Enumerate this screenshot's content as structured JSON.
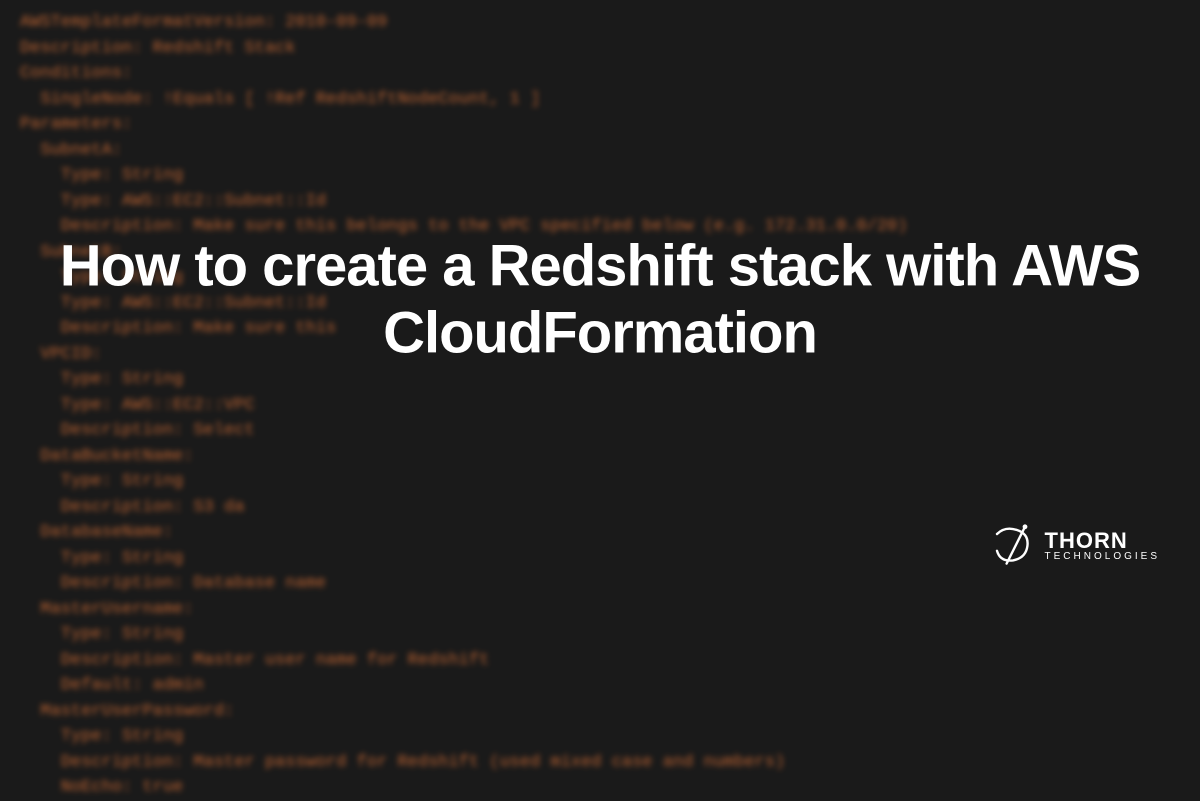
{
  "title": "How to create a Redshift stack with AWS CloudFormation",
  "logo": {
    "name": "THORN",
    "subtitle": "TECHNOLOGIES"
  },
  "code_lines": [
    {
      "text": "AWSTemplateFormatVersion: 2010-09-09"
    },
    {
      "text": "Description: Redshift Stack"
    },
    {
      "text": "Conditions:"
    },
    {
      "text": "  SingleNode: !Equals [ !Ref RedshiftNodeCount, 1 ]"
    },
    {
      "text": "Parameters:"
    },
    {
      "text": "  SubnetA:"
    },
    {
      "text": "    Type: String"
    },
    {
      "text": "    Type: AWS::EC2::Subnet::Id"
    },
    {
      "text": "    Description: Make sure this belongs to the VPC specified below (e.g. 172.31.0.0/20)"
    },
    {
      "text": "  SubnetB:"
    },
    {
      "text": "    Type: String"
    },
    {
      "text": "    Type: AWS::EC2::Subnet::Id"
    },
    {
      "text": "    Description: Make sure this"
    },
    {
      "text": "  VPCID:"
    },
    {
      "text": "    Type: String"
    },
    {
      "text": "    Type: AWS::EC2::VPC"
    },
    {
      "text": "    Description: Select"
    },
    {
      "text": "  DataBucketName:"
    },
    {
      "text": "    Type: String"
    },
    {
      "text": "    Description: S3 da"
    },
    {
      "text": "  DatabaseName:"
    },
    {
      "text": "    Type: String"
    },
    {
      "text": "    Description: Database name"
    },
    {
      "text": "  MasterUsername:"
    },
    {
      "text": "    Type: String"
    },
    {
      "text": "    Description: Master user name for Redshift"
    },
    {
      "text": "    Default: admin"
    },
    {
      "text": "  MasterUserPassword:"
    },
    {
      "text": "    Type: String"
    },
    {
      "text": "    Description: Master password for Redshift (used mixed case and numbers)"
    },
    {
      "text": "    NoEcho: true"
    }
  ]
}
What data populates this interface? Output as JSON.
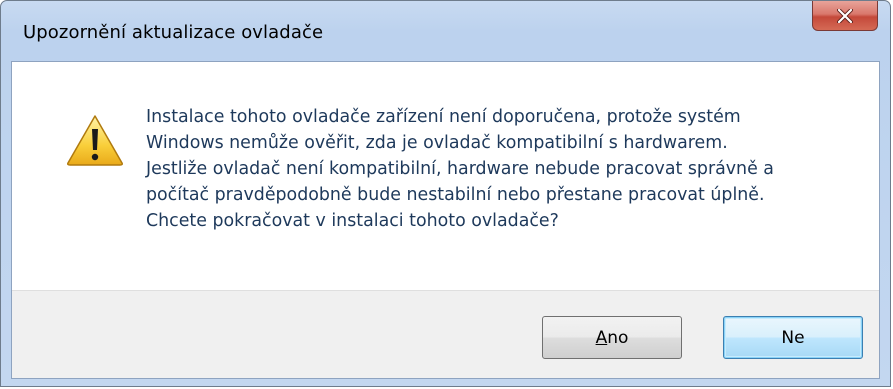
{
  "window": {
    "title": "Upozornění aktualizace ovladače",
    "close_icon": "close-icon"
  },
  "message": {
    "icon": "warning-icon",
    "lines": [
      "Instalace tohoto ovladače zařízení není doporučena, protože systém",
      "Windows nemůže ověřit, zda je ovladač kompatibilní s hardwarem.",
      "Jestliže ovladač není kompatibilní, hardware nebude pracovat správně a",
      "počítač pravděpodobně bude nestabilní nebo přestane pracovat úplně.",
      "Chcete pokračovat v instalaci tohoto ovladače?"
    ]
  },
  "buttons": {
    "yes_label": "Ano",
    "no_label": "Ne"
  },
  "colors": {
    "title_bar": "#c3d7f0",
    "message_text": "#1e395b",
    "footer": "#f0f0f0",
    "close_button": "#c4493a",
    "default_button_border": "#3c7fb1"
  }
}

*What you should do*.
Reproduce the whole listing word for word, setting aside any pictures.

*Written response*.
Enumerate this screenshot's content as structured JSON.
{
  "title": "How to create a Redshift stack with AWS CloudFormation",
  "logo": {
    "name": "THORN",
    "subtitle": "TECHNOLOGIES"
  },
  "code_lines": [
    {
      "text": "AWSTemplateFormatVersion: 2010-09-09"
    },
    {
      "text": "Description: Redshift Stack"
    },
    {
      "text": "Conditions:"
    },
    {
      "text": "  SingleNode: !Equals [ !Ref RedshiftNodeCount, 1 ]"
    },
    {
      "text": "Parameters:"
    },
    {
      "text": "  SubnetA:"
    },
    {
      "text": "    Type: String"
    },
    {
      "text": "    Type: AWS::EC2::Subnet::Id"
    },
    {
      "text": "    Description: Make sure this belongs to the VPC specified below (e.g. 172.31.0.0/20)"
    },
    {
      "text": "  SubnetB:"
    },
    {
      "text": "    Type: String"
    },
    {
      "text": "    Type: AWS::EC2::Subnet::Id"
    },
    {
      "text": "    Description: Make sure this"
    },
    {
      "text": "  VPCID:"
    },
    {
      "text": "    Type: String"
    },
    {
      "text": "    Type: AWS::EC2::VPC"
    },
    {
      "text": "    Description: Select"
    },
    {
      "text": "  DataBucketName:"
    },
    {
      "text": "    Type: String"
    },
    {
      "text": "    Description: S3 da"
    },
    {
      "text": "  DatabaseName:"
    },
    {
      "text": "    Type: String"
    },
    {
      "text": "    Description: Database name"
    },
    {
      "text": "  MasterUsername:"
    },
    {
      "text": "    Type: String"
    },
    {
      "text": "    Description: Master user name for Redshift"
    },
    {
      "text": "    Default: admin"
    },
    {
      "text": "  MasterUserPassword:"
    },
    {
      "text": "    Type: String"
    },
    {
      "text": "    Description: Master password for Redshift (used mixed case and numbers)"
    },
    {
      "text": "    NoEcho: true"
    }
  ]
}
What data populates this interface? Output as JSON.
{
  "window": {
    "title": "Upozornění aktualizace ovladače",
    "close_icon": "close-icon"
  },
  "message": {
    "icon": "warning-icon",
    "lines": [
      "Instalace tohoto ovladače zařízení není doporučena, protože systém",
      "Windows nemůže ověřit, zda je ovladač kompatibilní s hardwarem.",
      "Jestliže ovladač není kompatibilní, hardware nebude pracovat správně a",
      "počítač pravděpodobně bude nestabilní nebo přestane pracovat úplně.",
      "Chcete pokračovat v instalaci tohoto ovladače?"
    ]
  },
  "buttons": {
    "yes_label": "Ano",
    "no_label": "Ne"
  },
  "colors": {
    "title_bar": "#c3d7f0",
    "message_text": "#1e395b",
    "footer": "#f0f0f0",
    "close_button": "#c4493a",
    "default_button_border": "#3c7fb1"
  }
}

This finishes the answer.